-- Start --
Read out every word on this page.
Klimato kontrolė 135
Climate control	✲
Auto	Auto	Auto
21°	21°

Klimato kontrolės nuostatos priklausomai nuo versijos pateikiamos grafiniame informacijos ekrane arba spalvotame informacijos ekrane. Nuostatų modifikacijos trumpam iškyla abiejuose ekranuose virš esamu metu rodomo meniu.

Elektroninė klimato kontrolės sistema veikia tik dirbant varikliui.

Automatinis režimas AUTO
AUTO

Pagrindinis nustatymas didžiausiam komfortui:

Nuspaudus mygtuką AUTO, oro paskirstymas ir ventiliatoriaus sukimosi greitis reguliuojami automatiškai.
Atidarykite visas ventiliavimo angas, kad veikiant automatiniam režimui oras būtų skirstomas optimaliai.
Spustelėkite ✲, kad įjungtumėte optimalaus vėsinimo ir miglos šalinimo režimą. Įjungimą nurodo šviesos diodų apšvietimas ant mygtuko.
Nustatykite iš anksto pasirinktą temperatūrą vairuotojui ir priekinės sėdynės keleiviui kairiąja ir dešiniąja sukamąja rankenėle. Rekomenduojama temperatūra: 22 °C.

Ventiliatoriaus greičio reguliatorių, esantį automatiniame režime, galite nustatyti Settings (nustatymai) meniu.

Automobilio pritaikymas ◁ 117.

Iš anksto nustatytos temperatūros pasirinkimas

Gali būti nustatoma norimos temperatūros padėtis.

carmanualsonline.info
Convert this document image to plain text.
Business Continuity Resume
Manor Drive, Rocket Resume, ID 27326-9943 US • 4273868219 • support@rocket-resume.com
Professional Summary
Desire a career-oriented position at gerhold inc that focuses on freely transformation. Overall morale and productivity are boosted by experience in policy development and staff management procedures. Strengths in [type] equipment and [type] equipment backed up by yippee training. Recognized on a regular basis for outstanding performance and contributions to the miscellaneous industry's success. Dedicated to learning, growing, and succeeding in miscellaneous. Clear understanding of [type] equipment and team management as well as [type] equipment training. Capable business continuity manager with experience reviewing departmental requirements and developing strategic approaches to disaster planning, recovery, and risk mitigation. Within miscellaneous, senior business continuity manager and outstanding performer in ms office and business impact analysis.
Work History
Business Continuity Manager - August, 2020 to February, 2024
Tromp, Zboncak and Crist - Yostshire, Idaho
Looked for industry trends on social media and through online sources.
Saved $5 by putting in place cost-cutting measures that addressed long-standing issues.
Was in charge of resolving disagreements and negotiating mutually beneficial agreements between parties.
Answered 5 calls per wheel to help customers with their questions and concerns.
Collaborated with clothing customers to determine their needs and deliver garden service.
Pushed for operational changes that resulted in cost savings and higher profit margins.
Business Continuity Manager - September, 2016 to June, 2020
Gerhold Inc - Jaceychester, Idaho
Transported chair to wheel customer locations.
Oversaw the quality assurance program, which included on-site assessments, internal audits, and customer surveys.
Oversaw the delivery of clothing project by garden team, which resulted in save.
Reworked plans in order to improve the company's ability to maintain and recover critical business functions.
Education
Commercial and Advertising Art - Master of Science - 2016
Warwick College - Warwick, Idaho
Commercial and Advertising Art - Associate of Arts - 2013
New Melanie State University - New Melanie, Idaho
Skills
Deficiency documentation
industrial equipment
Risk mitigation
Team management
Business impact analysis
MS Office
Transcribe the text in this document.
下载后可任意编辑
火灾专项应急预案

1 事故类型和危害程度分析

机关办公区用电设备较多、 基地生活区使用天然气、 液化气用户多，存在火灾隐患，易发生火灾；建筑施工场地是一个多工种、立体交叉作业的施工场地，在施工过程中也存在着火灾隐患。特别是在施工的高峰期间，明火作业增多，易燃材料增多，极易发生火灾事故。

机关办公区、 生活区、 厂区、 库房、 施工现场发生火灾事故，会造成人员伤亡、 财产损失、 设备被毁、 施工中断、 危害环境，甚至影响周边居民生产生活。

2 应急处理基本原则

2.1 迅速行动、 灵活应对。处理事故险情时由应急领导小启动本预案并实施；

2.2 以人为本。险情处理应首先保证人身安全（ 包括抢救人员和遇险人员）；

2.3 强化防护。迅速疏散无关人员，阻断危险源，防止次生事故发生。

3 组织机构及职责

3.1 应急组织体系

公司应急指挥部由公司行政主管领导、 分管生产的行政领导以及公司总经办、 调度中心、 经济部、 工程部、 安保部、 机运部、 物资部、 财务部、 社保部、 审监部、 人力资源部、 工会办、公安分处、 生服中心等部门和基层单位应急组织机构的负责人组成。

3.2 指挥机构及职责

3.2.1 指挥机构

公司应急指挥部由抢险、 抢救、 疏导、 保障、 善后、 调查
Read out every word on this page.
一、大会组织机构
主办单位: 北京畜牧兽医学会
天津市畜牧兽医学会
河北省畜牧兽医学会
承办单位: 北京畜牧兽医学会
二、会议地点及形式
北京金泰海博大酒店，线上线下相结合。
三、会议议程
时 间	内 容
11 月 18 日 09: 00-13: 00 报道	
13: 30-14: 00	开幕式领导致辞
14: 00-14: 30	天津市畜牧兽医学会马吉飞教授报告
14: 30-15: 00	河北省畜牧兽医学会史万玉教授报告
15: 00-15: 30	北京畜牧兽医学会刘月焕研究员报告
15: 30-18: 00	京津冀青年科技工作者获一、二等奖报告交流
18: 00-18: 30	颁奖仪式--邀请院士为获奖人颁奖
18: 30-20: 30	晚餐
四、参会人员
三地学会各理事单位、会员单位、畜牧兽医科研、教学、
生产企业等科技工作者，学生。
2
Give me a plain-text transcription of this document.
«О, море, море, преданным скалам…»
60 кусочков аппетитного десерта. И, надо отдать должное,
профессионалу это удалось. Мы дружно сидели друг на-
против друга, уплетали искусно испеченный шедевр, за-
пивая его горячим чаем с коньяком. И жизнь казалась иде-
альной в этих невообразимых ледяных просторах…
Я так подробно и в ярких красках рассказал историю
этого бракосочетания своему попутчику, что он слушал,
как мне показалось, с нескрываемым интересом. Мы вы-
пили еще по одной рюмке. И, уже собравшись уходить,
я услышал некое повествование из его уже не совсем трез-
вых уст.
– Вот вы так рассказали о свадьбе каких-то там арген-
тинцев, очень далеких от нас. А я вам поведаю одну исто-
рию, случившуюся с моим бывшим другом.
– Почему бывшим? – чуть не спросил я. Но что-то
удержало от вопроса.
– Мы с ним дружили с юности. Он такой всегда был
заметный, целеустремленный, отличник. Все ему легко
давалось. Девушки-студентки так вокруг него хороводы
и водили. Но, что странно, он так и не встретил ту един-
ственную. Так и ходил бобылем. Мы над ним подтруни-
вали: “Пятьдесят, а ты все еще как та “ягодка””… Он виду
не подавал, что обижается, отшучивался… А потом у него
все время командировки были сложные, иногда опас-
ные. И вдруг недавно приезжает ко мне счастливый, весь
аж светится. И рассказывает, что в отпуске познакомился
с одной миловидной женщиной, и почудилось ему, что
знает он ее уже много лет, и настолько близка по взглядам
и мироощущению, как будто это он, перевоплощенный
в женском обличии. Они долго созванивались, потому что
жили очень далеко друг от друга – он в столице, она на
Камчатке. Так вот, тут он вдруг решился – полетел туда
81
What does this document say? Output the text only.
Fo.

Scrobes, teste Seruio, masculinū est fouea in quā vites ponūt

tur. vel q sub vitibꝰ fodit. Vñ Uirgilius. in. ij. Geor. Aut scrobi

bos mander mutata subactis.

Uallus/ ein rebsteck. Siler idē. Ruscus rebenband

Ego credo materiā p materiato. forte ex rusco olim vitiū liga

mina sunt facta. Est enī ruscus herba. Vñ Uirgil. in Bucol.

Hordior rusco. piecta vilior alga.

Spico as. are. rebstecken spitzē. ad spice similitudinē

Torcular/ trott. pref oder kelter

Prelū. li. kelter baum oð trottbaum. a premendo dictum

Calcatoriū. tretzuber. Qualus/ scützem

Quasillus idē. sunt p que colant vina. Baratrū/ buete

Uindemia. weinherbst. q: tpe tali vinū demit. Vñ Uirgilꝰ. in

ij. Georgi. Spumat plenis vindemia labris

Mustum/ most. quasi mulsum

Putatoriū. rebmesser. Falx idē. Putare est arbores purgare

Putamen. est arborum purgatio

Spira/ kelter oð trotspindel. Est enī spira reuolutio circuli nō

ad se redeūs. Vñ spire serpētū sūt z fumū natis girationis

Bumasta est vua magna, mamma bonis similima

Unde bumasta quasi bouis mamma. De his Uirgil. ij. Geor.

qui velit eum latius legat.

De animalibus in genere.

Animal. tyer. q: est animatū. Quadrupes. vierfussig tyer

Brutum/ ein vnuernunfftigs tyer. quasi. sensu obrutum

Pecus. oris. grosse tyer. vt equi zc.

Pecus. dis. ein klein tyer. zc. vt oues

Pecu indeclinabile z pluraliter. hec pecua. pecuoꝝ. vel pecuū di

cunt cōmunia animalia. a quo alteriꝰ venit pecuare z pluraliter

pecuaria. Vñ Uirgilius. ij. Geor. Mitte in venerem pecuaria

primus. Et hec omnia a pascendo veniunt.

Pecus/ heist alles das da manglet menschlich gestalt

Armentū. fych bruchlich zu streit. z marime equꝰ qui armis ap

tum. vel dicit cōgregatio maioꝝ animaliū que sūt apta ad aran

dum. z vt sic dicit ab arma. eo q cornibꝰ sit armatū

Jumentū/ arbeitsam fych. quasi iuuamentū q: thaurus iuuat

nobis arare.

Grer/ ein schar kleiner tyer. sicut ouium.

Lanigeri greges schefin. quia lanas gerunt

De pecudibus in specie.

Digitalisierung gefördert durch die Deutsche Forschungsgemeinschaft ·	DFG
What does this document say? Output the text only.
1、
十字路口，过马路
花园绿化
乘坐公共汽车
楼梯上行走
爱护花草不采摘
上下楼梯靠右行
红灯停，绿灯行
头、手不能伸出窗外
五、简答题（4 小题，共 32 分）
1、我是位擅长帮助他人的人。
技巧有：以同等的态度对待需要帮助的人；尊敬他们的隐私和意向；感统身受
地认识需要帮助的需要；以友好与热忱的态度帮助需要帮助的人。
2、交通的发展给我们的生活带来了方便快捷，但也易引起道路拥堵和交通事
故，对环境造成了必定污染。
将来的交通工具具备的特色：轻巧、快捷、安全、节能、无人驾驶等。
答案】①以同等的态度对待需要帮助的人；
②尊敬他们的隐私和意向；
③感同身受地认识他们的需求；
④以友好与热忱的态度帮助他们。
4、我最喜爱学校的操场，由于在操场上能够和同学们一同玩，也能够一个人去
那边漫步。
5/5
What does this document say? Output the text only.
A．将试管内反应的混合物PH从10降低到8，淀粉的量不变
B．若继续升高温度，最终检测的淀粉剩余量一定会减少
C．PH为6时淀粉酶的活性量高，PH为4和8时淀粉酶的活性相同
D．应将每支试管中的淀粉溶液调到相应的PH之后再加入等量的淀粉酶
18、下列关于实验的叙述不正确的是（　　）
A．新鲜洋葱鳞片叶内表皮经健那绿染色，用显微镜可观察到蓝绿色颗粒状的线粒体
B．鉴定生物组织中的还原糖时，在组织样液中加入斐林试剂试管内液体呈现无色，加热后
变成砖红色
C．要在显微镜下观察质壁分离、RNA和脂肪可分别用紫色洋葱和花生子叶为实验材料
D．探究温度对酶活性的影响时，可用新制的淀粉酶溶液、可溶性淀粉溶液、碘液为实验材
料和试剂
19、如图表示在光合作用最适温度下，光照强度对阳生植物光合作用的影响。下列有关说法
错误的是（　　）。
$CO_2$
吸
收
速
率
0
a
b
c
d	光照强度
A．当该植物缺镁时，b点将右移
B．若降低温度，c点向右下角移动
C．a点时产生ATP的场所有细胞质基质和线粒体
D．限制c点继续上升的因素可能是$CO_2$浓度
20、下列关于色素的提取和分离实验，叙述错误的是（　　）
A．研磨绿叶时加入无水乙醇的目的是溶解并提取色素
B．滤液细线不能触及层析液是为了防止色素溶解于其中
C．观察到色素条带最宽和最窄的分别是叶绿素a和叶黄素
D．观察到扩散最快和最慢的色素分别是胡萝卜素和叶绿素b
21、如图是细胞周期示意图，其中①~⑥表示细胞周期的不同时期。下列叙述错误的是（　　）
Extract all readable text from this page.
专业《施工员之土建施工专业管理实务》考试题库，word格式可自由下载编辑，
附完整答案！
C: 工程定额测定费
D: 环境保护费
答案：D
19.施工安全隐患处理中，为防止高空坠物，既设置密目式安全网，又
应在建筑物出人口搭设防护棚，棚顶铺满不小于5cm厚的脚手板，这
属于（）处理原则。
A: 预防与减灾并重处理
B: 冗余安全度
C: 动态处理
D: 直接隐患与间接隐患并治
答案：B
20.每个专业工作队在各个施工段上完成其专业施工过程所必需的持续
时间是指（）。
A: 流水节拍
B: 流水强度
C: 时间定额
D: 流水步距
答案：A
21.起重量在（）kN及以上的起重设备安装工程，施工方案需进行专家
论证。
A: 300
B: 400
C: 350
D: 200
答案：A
-- End --
Stated goal
Gather all lines with the string "одной" from the data.

Completed exercise
пили еще по одной рюмке. И, уже собравшись уходить,
с одной миловидной женщиной, и почудилось ему, что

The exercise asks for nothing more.